WHAT THE EXERCISE ASKS: Find how many lines contain "screenshot" and state only that number.

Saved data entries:
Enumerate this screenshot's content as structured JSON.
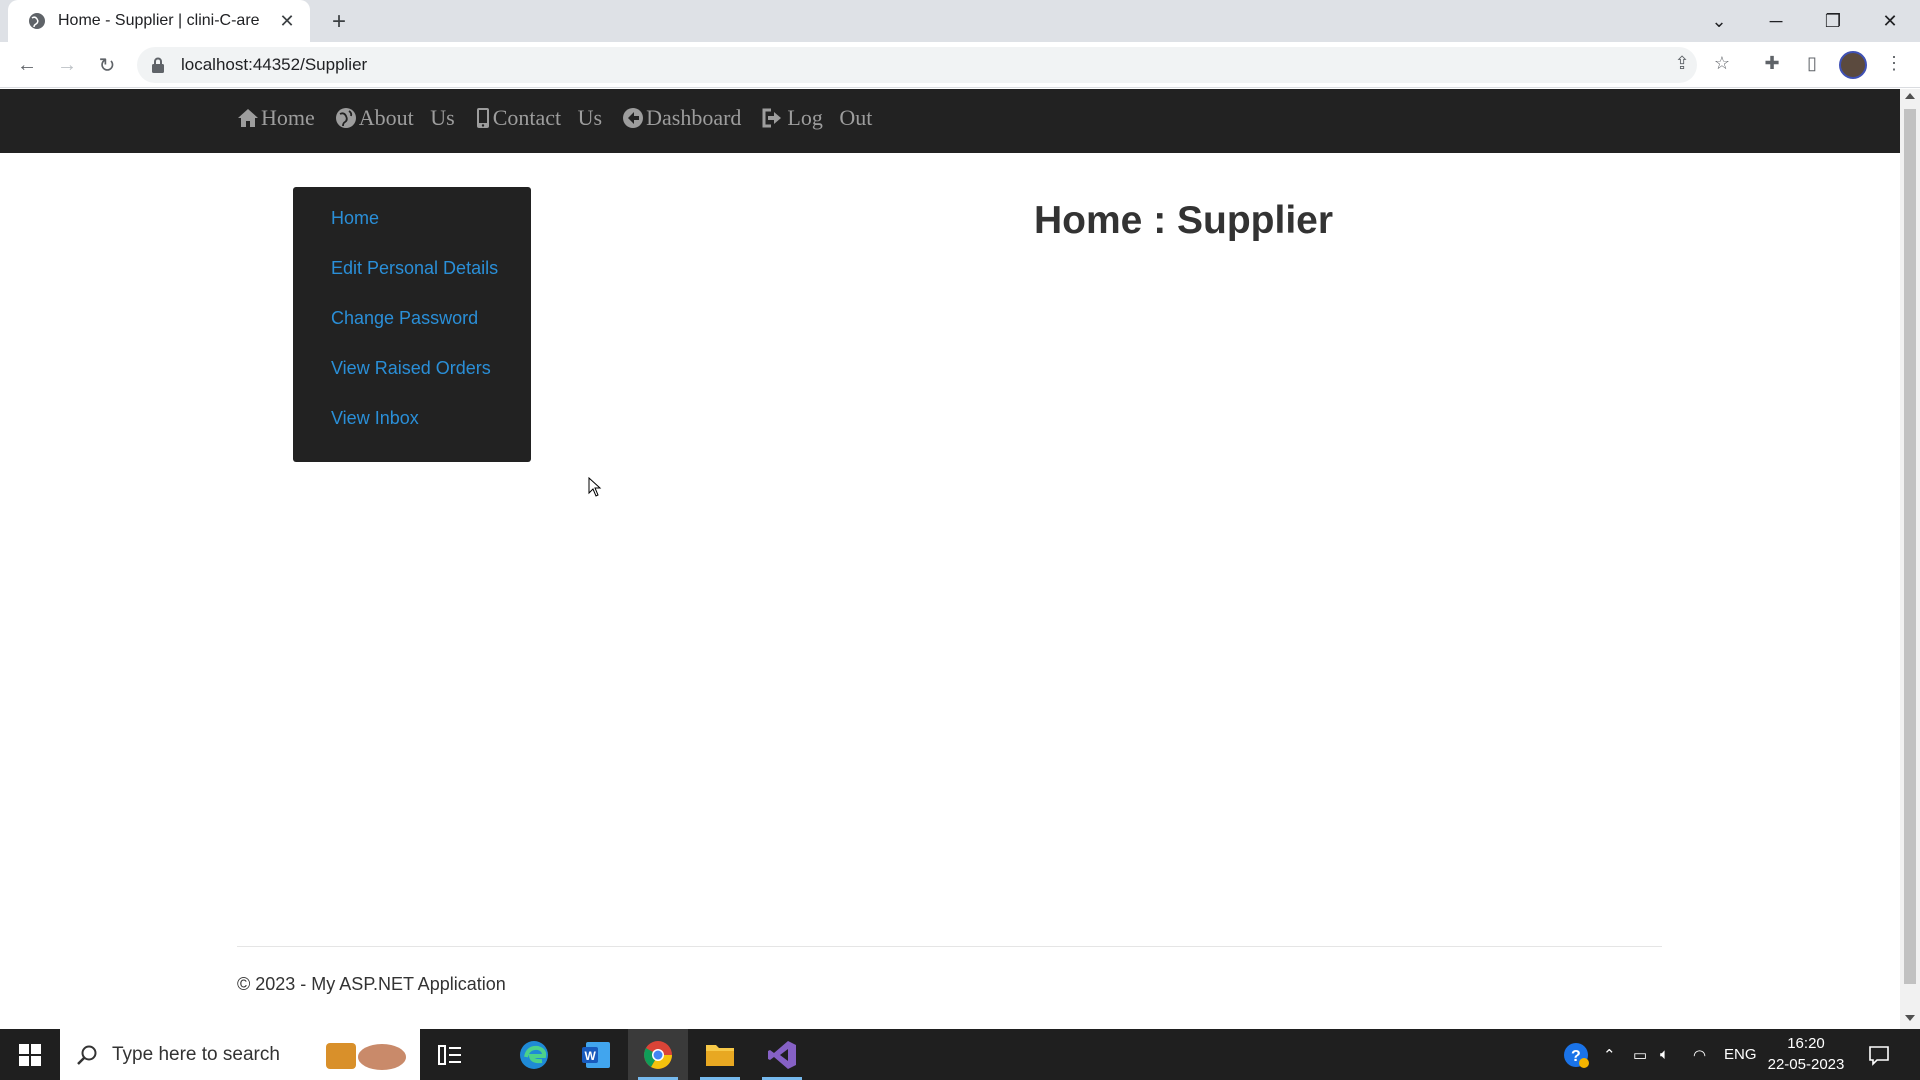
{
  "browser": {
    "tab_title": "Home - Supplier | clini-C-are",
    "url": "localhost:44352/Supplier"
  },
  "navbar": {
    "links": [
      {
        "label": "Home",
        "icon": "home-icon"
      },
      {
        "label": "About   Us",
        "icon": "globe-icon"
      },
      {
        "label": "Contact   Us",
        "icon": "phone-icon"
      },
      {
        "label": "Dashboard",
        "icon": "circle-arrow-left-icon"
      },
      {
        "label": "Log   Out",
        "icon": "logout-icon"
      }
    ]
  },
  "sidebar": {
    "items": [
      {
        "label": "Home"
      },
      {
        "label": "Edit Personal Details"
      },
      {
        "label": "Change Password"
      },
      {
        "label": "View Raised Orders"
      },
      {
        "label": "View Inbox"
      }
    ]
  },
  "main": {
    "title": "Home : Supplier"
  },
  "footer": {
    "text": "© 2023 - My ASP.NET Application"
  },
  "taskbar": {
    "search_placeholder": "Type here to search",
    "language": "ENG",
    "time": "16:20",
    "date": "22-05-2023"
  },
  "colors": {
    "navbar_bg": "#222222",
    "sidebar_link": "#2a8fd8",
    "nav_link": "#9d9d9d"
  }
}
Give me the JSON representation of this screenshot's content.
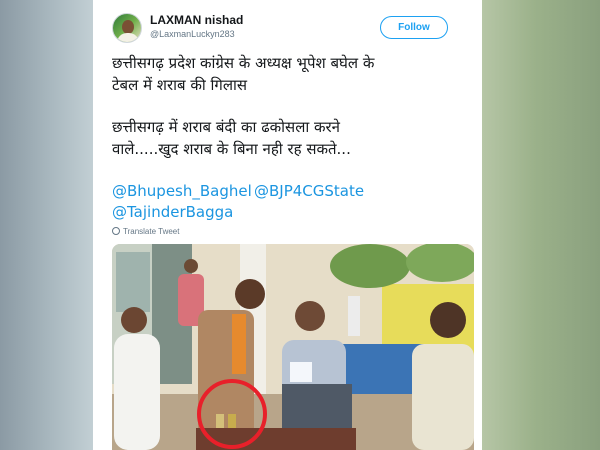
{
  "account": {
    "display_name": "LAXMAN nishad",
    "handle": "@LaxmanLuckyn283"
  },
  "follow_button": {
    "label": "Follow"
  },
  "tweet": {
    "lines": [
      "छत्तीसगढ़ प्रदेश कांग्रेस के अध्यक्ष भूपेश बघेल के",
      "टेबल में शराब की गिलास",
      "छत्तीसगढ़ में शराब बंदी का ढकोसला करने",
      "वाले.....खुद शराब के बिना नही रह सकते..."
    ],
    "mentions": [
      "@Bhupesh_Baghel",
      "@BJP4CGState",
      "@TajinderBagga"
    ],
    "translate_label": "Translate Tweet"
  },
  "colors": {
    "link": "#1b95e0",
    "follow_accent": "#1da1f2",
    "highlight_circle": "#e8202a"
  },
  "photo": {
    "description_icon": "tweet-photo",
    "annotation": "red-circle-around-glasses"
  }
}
---
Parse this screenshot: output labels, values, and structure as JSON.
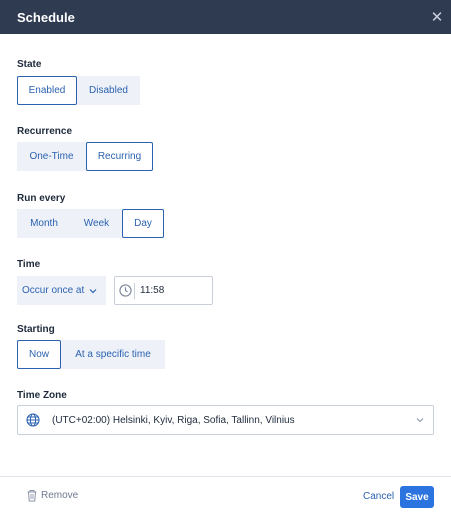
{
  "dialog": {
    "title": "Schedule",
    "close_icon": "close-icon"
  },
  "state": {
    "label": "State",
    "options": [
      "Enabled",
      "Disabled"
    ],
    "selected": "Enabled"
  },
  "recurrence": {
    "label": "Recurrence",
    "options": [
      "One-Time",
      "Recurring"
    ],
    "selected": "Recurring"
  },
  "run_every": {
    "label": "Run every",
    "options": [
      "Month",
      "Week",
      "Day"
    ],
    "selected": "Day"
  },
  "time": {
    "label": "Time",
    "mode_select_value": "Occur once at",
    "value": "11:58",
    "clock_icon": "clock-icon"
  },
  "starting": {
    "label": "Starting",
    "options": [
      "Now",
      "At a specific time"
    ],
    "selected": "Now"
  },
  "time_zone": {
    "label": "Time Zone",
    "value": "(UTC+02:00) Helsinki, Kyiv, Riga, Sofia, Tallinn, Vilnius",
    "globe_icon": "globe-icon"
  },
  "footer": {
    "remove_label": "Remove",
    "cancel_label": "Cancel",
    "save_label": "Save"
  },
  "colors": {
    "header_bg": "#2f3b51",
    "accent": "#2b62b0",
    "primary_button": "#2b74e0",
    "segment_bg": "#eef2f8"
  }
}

ANSWER TO THE EXERCISE: 3